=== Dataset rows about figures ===
══════════
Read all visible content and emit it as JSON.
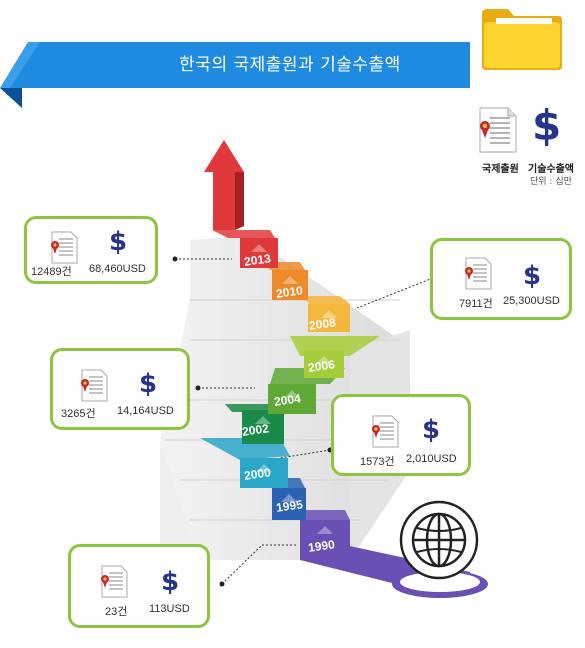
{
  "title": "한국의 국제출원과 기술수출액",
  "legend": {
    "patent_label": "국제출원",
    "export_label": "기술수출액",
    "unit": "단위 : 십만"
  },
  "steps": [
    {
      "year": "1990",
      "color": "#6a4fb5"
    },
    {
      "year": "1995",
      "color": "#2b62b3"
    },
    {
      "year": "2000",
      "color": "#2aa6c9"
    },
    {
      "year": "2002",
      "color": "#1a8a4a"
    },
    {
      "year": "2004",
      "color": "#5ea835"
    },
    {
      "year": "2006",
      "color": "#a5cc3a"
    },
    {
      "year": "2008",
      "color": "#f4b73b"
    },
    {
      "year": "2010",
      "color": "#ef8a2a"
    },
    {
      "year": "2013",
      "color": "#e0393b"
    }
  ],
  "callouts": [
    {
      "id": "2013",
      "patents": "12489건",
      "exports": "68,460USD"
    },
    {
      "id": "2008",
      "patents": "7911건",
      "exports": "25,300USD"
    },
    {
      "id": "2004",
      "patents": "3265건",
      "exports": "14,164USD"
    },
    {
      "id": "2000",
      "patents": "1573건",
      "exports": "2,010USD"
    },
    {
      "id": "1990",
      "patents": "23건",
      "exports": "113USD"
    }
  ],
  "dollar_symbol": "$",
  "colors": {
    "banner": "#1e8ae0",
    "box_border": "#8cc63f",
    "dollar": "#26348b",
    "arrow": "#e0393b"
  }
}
══════════
=== THE TASK ===
Set down the complete material exactly, but do not include the images.

=== THE REPLY ===
Read all visible content and emit it as JSON.
{
  "title": "한국의 국제출원과 기술수출액",
  "legend": {
    "patent_label": "국제출원",
    "export_label": "기술수출액",
    "unit": "단위 : 십만"
  },
  "steps": [
    {
      "year": "1990",
      "color": "#6a4fb5"
    },
    {
      "year": "1995",
      "color": "#2b62b3"
    },
    {
      "year": "2000",
      "color": "#2aa6c9"
    },
    {
      "year": "2002",
      "color": "#1a8a4a"
    },
    {
      "year": "2004",
      "color": "#5ea835"
    },
    {
      "year": "2006",
      "color": "#a5cc3a"
    },
    {
      "year": "2008",
      "color": "#f4b73b"
    },
    {
      "year": "2010",
      "color": "#ef8a2a"
    },
    {
      "year": "2013",
      "color": "#e0393b"
    }
  ],
  "callouts": [
    {
      "id": "2013",
      "patents": "12489건",
      "exports": "68,460USD"
    },
    {
      "id": "2008",
      "patents": "7911건",
      "exports": "25,300USD"
    },
    {
      "id": "2004",
      "patents": "3265건",
      "exports": "14,164USD"
    },
    {
      "id": "2000",
      "patents": "1573건",
      "exports": "2,010USD"
    },
    {
      "id": "1990",
      "patents": "23건",
      "exports": "113USD"
    }
  ],
  "dollar_symbol": "$",
  "colors": {
    "banner": "#1e8ae0",
    "box_border": "#8cc63f",
    "dollar": "#26348b",
    "arrow": "#e0393b"
  }
}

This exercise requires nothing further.